**THE PROBLEM**
All of the records below must be output exactly, with no pictures carried over.
# # # # #
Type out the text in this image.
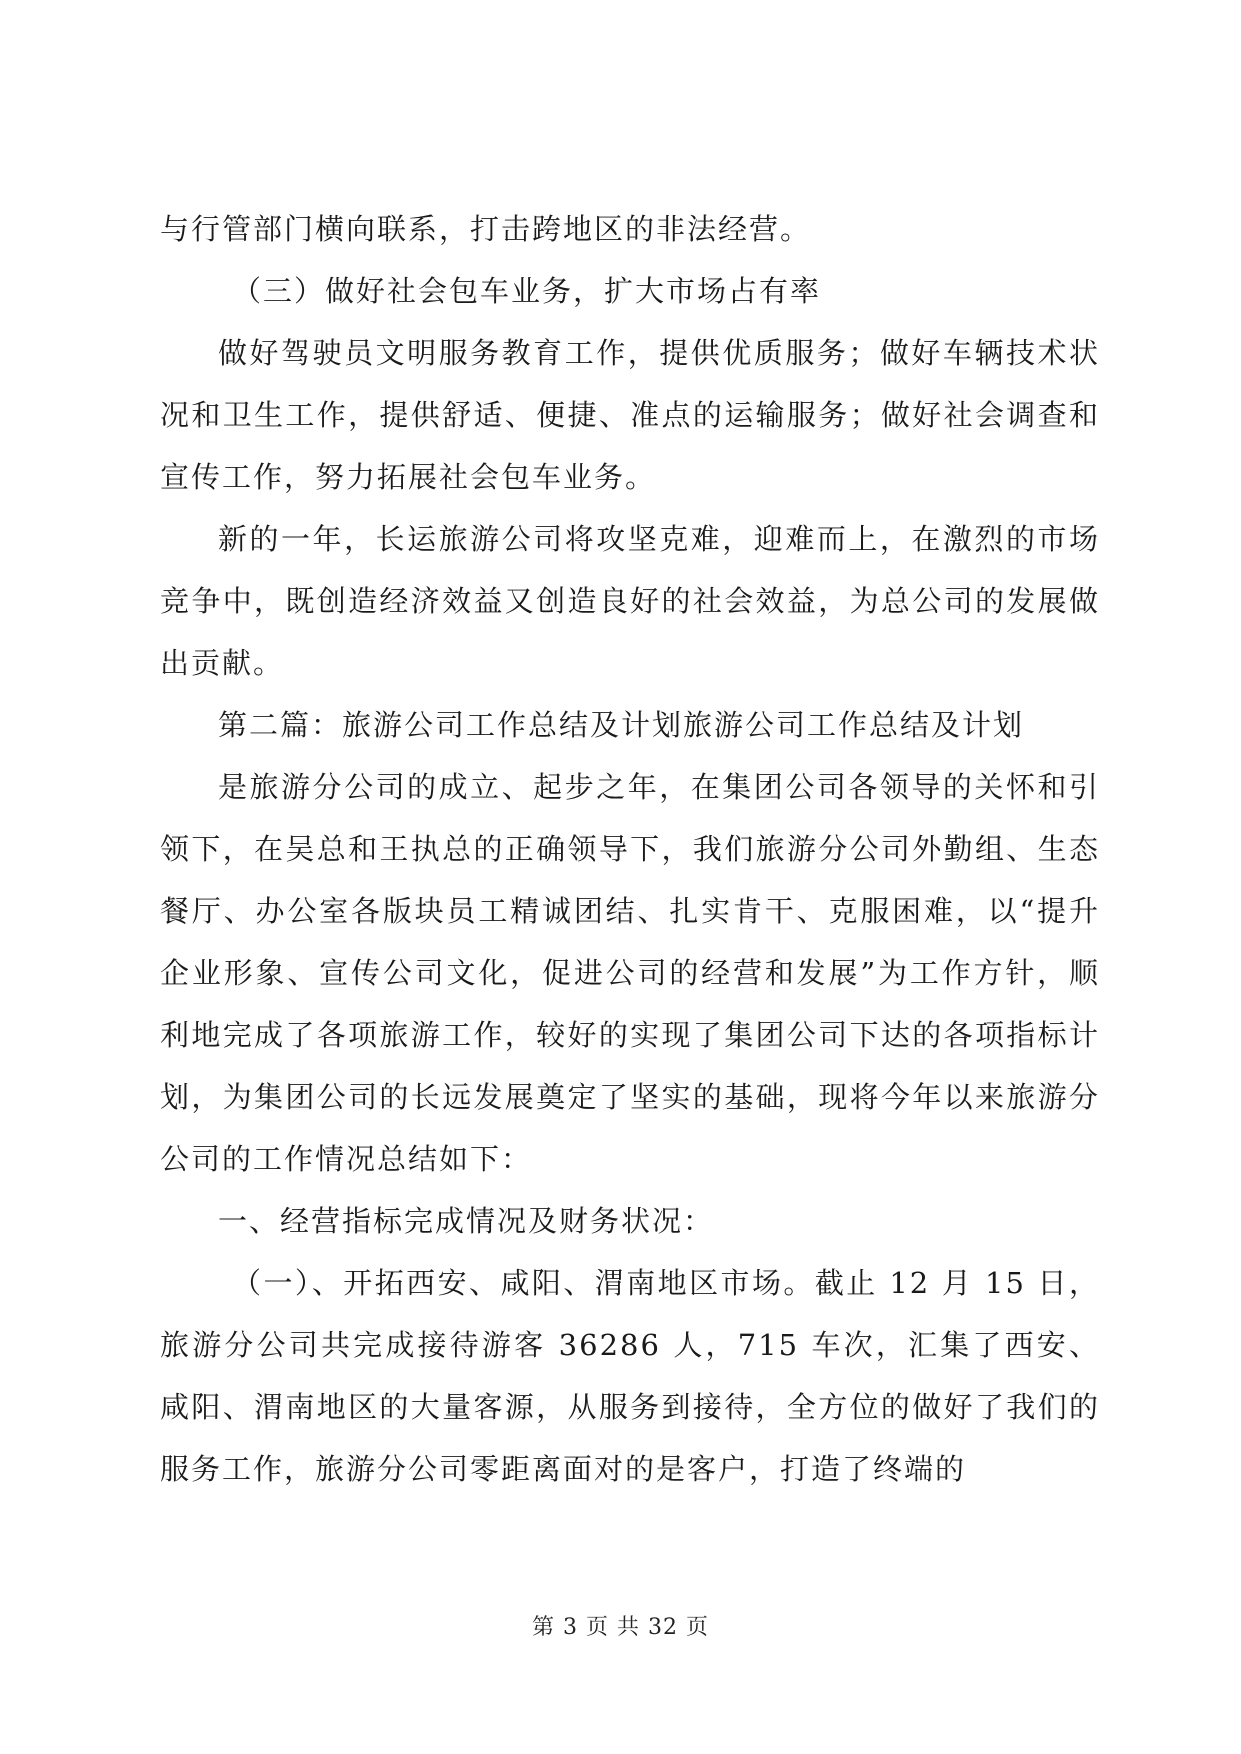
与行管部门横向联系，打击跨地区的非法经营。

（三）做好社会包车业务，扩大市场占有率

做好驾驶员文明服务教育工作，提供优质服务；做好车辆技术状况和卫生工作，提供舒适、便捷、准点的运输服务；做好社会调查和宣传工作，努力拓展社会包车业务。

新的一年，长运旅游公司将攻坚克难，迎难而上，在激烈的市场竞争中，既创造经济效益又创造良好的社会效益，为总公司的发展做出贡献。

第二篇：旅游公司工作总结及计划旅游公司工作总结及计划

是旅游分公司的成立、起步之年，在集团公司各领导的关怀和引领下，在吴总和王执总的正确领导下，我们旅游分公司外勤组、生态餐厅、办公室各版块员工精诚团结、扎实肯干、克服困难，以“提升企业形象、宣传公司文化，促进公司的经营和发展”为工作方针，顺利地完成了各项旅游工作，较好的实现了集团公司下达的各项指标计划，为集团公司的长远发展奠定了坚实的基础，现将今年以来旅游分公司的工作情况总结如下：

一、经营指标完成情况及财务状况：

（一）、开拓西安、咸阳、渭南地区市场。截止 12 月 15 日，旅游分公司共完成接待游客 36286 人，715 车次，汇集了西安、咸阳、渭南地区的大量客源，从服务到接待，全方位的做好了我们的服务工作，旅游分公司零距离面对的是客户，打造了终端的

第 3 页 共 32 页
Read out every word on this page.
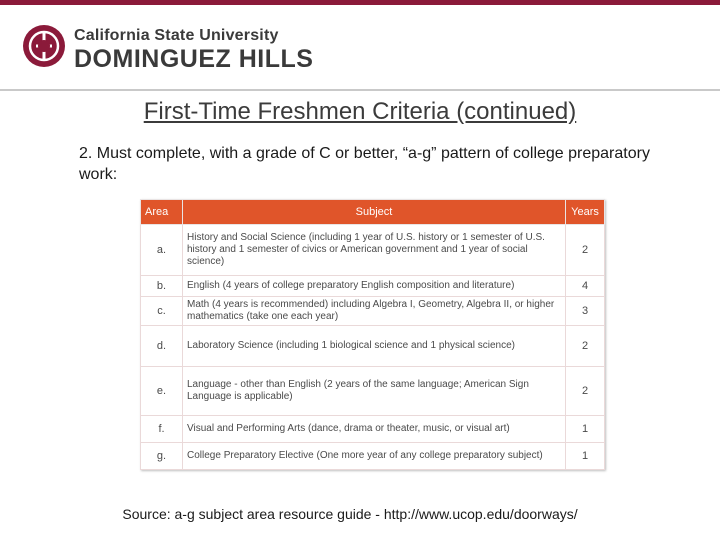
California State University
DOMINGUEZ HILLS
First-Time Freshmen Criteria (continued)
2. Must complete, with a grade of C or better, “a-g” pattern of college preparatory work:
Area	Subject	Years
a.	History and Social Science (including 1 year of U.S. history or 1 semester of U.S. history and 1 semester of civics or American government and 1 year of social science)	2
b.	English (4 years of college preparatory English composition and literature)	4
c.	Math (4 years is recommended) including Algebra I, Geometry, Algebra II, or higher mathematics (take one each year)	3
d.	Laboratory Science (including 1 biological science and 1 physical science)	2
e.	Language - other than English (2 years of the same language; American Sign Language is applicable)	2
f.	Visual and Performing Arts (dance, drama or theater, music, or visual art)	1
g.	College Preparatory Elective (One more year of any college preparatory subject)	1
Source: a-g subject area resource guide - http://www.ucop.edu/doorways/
# # # # #
**RESPONSE TO THE EXERCISE**
Type out the text in this image.
与行管部门横向联系，打击跨地区的非法经营。

（三）做好社会包车业务，扩大市场占有率

做好驾驶员文明服务教育工作，提供优质服务；做好车辆技术状况和卫生工作，提供舒适、便捷、准点的运输服务；做好社会调查和宣传工作，努力拓展社会包车业务。

新的一年，长运旅游公司将攻坚克难，迎难而上，在激烈的市场竞争中，既创造经济效益又创造良好的社会效益，为总公司的发展做出贡献。

第二篇：旅游公司工作总结及计划旅游公司工作总结及计划

是旅游分公司的成立、起步之年，在集团公司各领导的关怀和引领下，在吴总和王执总的正确领导下，我们旅游分公司外勤组、生态餐厅、办公室各版块员工精诚团结、扎实肯干、克服困难，以“提升企业形象、宣传公司文化，促进公司的经营和发展”为工作方针，顺利地完成了各项旅游工作，较好的实现了集团公司下达的各项指标计划，为集团公司的长远发展奠定了坚实的基础，现将今年以来旅游分公司的工作情况总结如下：

一、经营指标完成情况及财务状况：

（一）、开拓西安、咸阳、渭南地区市场。截止 12 月 15 日，旅游分公司共完成接待游客 36286 人，715 车次，汇集了西安、咸阳、渭南地区的大量客源，从服务到接待，全方位的做好了我们的服务工作，旅游分公司零距离面对的是客户，打造了终端的

第 3 页 共 32 页
Read out every word on this page.
California State University
DOMINGUEZ HILLS
First-Time Freshmen Criteria (continued)
2. Must complete, with a grade of C or better, “a-g” pattern of college preparatory work:
Area	Subject	Years
a.	History and Social Science (including 1 year of U.S. history or 1 semester of U.S. history and 1 semester of civics or American government and 1 year of social science)	2
b.	English (4 years of college preparatory English composition and literature)	4
c.	Math (4 years is recommended) including Algebra I, Geometry, Algebra II, or higher mathematics (take one each year)	3
d.	Laboratory Science (including 1 biological science and 1 physical science)	2
e.	Language - other than English (2 years of the same language; American Sign Language is applicable)	2
f.	Visual and Performing Arts (dance, drama or theater, music, or visual art)	1
g.	College Preparatory Elective (One more year of any college preparatory subject)	1
Source: a-g subject area resource guide - http://www.ucop.edu/doorways/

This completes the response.